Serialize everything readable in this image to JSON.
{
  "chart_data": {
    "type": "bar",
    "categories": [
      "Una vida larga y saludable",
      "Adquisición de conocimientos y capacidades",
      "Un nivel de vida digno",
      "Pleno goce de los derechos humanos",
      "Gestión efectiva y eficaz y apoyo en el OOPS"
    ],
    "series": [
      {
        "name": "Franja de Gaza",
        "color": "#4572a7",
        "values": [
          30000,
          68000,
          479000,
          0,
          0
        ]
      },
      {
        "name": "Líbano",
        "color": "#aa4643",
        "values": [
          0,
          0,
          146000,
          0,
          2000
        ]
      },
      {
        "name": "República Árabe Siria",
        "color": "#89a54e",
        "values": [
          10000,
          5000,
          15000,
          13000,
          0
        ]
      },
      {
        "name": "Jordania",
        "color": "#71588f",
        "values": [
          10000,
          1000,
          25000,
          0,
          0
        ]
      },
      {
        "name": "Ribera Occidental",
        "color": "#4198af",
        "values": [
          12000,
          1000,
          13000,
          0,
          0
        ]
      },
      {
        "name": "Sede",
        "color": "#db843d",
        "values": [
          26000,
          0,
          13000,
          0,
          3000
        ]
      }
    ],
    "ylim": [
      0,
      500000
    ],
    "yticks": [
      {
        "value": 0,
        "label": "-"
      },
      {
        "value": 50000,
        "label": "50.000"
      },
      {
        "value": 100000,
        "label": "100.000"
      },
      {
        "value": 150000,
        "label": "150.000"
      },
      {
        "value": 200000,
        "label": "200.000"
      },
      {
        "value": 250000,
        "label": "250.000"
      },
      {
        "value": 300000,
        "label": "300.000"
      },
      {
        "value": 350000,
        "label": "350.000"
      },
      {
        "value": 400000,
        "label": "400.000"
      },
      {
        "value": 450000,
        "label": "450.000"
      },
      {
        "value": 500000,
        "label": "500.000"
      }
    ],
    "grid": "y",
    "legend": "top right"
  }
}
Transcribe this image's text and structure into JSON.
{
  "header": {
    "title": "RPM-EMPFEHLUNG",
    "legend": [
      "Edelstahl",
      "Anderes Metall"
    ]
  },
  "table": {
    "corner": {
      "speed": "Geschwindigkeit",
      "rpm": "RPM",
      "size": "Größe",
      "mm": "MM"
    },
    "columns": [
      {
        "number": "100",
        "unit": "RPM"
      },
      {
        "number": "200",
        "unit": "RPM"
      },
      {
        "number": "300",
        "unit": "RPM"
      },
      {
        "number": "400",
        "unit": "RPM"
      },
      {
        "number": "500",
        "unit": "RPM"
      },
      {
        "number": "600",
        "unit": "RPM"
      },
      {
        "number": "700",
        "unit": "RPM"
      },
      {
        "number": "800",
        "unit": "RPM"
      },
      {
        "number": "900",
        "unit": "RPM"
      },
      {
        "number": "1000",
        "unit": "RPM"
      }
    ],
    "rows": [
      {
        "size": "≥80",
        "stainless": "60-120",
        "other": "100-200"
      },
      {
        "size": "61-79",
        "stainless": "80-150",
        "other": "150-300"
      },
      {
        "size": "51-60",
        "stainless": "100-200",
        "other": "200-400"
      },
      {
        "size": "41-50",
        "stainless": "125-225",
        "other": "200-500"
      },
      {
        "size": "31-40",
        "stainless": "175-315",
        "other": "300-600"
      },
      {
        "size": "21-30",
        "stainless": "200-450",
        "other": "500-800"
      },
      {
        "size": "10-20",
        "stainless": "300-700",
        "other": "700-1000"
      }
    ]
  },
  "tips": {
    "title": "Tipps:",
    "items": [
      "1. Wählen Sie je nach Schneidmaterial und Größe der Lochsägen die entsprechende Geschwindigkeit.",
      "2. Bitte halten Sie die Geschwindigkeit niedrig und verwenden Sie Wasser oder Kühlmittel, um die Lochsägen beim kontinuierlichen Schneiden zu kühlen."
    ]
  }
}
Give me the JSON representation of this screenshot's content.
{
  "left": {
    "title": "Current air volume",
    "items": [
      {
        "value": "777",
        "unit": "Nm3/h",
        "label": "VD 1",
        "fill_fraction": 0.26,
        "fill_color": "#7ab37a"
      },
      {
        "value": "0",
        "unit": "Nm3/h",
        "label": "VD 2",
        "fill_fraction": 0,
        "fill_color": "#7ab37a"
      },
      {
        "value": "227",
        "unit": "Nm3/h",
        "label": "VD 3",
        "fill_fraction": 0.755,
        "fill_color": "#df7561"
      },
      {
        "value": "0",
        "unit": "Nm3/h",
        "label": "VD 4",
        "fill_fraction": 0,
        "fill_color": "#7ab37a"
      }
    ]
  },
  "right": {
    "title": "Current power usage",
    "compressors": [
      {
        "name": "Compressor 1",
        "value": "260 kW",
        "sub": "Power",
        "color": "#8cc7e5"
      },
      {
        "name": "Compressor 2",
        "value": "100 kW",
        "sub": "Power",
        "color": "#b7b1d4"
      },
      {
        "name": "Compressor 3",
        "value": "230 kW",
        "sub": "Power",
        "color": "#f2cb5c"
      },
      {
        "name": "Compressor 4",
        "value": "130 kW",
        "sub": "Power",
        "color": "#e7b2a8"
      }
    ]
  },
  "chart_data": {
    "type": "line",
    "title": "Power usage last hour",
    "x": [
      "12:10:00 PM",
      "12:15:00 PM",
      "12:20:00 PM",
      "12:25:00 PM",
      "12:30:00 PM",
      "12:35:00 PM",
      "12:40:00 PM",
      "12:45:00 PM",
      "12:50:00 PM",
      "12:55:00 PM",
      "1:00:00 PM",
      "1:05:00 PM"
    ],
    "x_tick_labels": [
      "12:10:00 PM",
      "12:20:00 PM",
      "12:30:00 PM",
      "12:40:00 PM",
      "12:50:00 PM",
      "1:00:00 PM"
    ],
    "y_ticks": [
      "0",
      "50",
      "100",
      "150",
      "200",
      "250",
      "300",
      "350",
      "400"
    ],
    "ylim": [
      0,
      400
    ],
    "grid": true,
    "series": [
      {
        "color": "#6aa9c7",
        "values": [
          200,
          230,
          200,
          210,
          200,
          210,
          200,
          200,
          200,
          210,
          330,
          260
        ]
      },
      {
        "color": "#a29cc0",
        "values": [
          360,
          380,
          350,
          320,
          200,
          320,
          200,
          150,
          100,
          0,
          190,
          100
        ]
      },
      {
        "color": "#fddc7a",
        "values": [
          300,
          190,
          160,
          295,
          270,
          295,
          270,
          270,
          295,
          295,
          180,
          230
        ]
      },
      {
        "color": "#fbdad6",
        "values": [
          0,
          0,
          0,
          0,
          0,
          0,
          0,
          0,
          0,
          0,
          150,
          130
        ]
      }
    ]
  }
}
^^^^^^^^^^^^^^^^
Spot every line that holds "image" and copy it.

OUTPUT FOR THIS EXERCISE ▸
Serialize everything readable in this image to JSON.
Transcribe this image's text and structure into JSON.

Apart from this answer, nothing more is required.